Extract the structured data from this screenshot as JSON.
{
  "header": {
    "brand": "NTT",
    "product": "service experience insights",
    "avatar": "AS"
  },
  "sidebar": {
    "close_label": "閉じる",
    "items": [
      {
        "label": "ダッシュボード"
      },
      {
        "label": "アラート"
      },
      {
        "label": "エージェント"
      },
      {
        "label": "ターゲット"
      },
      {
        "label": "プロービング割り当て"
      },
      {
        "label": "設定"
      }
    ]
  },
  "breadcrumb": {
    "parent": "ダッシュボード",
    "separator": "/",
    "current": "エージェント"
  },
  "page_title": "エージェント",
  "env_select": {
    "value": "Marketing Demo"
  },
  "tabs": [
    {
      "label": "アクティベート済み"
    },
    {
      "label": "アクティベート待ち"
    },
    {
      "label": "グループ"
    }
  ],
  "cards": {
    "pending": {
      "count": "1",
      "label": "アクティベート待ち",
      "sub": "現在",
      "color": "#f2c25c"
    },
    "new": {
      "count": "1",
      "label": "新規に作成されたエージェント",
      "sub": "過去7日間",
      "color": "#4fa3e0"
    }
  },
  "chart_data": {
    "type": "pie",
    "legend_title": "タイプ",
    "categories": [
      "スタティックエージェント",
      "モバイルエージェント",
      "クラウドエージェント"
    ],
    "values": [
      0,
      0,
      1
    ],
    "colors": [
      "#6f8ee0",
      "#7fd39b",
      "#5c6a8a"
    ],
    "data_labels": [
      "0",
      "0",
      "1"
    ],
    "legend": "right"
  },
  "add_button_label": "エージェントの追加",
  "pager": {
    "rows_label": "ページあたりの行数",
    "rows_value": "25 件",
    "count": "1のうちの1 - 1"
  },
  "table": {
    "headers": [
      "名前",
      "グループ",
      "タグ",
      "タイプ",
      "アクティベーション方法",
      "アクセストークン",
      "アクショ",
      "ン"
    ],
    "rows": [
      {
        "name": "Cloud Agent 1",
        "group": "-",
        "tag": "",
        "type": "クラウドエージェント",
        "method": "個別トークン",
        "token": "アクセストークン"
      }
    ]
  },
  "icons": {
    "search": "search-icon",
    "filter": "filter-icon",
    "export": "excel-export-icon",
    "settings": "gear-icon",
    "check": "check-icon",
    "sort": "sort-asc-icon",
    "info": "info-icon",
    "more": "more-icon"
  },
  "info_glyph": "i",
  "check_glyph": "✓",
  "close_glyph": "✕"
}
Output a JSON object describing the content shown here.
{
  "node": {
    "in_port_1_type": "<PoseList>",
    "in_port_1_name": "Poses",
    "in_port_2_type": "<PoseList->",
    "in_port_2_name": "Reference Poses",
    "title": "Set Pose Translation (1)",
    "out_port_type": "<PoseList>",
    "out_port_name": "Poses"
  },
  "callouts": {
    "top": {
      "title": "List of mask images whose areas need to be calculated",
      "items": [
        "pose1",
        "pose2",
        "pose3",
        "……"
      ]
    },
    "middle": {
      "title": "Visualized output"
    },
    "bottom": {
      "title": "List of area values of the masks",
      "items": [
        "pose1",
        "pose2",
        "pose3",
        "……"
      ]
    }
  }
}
□ □ □ □ □
Given exercise: Report the number of lines in the entries above that include the word "JSON" and add nothing to it.

The reply: 2